-------- Given records --------
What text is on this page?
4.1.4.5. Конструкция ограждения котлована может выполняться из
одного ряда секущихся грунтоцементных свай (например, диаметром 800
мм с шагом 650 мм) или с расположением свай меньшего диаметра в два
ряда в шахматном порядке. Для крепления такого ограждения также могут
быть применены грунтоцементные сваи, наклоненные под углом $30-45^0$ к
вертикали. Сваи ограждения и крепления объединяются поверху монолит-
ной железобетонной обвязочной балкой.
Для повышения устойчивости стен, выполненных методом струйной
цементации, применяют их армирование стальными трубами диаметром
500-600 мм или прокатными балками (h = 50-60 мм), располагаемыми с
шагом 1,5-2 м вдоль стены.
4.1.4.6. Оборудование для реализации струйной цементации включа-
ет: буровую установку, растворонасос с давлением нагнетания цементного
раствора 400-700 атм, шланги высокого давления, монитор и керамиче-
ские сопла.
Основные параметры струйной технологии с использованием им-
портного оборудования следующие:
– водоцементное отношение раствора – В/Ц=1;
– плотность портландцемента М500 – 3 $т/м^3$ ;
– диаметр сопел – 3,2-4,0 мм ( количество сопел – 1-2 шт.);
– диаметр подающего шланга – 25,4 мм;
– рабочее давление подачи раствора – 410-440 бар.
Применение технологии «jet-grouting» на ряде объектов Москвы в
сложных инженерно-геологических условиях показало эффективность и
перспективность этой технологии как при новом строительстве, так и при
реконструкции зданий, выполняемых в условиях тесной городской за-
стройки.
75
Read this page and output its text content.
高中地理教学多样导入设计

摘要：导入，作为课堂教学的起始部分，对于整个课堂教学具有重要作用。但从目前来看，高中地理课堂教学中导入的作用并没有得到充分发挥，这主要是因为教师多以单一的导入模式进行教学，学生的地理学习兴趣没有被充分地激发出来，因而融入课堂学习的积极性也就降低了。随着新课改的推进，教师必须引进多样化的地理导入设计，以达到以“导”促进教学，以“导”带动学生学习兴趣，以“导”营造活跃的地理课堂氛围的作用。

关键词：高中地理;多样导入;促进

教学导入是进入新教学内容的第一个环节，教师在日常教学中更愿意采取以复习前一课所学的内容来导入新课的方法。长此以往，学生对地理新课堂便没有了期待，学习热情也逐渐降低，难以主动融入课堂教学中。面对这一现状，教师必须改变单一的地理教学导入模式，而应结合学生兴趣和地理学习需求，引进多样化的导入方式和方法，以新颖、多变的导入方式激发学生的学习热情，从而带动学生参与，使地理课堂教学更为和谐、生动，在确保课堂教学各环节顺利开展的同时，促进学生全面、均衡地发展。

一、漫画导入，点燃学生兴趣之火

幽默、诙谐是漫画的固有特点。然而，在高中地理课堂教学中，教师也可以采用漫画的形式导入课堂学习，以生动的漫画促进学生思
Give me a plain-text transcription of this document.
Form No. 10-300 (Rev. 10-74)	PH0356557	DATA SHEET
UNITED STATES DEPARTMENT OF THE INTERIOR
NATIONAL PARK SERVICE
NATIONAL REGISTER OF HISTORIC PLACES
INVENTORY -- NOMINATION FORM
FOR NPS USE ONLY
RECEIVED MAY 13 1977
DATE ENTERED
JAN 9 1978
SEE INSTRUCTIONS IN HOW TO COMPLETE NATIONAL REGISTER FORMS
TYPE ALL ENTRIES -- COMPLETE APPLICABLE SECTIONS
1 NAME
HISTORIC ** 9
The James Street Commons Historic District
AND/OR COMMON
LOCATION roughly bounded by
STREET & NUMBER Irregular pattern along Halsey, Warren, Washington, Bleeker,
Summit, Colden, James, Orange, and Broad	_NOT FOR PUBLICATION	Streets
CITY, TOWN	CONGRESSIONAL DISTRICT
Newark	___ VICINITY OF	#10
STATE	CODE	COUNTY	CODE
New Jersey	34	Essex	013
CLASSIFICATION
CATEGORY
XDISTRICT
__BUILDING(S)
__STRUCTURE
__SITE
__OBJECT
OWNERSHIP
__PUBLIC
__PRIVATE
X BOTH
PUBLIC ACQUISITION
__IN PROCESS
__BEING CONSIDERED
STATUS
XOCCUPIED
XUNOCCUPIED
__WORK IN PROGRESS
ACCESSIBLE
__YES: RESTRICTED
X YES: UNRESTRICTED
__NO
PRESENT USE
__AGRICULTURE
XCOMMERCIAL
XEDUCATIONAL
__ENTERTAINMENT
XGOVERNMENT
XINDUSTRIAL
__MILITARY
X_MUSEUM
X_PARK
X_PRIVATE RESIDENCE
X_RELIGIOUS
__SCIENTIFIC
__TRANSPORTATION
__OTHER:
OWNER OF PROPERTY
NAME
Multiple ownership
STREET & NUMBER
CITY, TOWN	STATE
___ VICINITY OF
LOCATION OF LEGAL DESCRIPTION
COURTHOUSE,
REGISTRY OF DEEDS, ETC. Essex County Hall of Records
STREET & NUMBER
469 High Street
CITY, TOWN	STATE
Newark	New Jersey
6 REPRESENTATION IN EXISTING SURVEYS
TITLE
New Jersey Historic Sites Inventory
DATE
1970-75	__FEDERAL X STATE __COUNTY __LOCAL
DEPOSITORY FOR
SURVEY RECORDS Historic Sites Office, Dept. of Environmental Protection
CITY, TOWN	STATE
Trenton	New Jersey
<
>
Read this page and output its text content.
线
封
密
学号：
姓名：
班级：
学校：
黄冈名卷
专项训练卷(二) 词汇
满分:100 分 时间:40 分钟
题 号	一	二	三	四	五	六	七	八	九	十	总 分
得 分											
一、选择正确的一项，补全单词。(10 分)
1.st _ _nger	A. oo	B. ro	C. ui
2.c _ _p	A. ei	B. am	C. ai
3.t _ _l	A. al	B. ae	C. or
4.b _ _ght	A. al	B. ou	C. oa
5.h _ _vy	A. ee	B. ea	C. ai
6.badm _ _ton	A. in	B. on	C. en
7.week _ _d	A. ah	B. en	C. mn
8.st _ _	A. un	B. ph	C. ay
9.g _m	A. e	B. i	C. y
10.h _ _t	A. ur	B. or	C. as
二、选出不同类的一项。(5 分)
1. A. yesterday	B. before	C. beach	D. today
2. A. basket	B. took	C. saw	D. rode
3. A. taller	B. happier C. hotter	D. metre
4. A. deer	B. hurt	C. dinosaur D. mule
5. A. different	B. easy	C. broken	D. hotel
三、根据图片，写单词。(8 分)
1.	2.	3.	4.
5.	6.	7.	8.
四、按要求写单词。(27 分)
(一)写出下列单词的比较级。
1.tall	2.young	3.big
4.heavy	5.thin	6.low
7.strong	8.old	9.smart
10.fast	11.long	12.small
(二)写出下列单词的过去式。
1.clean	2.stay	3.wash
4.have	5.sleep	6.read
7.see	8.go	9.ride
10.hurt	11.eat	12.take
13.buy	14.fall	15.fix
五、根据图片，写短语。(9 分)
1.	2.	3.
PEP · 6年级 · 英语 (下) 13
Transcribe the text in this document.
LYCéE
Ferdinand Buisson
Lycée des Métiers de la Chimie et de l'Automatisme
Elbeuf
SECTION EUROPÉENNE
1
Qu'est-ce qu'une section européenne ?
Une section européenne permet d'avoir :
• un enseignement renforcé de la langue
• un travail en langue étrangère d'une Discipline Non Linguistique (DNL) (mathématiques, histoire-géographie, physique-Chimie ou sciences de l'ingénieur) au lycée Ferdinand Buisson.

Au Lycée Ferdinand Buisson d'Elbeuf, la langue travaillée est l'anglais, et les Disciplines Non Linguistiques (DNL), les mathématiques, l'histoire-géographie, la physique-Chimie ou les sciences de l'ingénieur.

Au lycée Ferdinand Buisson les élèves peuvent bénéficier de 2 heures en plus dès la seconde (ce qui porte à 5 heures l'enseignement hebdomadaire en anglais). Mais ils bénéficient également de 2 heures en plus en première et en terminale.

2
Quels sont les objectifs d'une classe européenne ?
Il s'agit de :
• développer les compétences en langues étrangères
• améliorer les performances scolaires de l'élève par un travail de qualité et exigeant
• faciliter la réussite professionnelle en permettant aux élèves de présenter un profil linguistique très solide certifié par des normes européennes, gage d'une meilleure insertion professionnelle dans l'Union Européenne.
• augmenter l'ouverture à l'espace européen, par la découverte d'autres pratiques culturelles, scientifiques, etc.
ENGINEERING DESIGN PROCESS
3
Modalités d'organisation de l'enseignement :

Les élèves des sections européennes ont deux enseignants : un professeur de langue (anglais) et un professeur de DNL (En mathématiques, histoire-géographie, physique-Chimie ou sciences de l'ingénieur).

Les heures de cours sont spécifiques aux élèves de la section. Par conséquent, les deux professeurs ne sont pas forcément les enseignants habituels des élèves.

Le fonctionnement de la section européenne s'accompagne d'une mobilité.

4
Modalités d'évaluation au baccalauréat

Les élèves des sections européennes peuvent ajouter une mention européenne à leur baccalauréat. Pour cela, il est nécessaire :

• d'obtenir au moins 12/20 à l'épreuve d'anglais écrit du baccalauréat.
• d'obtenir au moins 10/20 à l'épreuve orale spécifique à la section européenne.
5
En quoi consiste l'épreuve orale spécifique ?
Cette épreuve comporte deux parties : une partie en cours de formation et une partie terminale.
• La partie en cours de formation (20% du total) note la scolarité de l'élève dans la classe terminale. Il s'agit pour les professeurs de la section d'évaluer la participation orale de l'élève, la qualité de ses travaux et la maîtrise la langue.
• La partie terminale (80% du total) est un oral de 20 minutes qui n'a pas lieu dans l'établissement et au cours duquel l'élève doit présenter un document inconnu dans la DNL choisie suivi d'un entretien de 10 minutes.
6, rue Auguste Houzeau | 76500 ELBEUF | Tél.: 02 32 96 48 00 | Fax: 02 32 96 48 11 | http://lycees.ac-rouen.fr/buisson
--------
§ Your goal
Read the data above and count the lines that include "épreuve". Answer only with the count.

§ Reply
4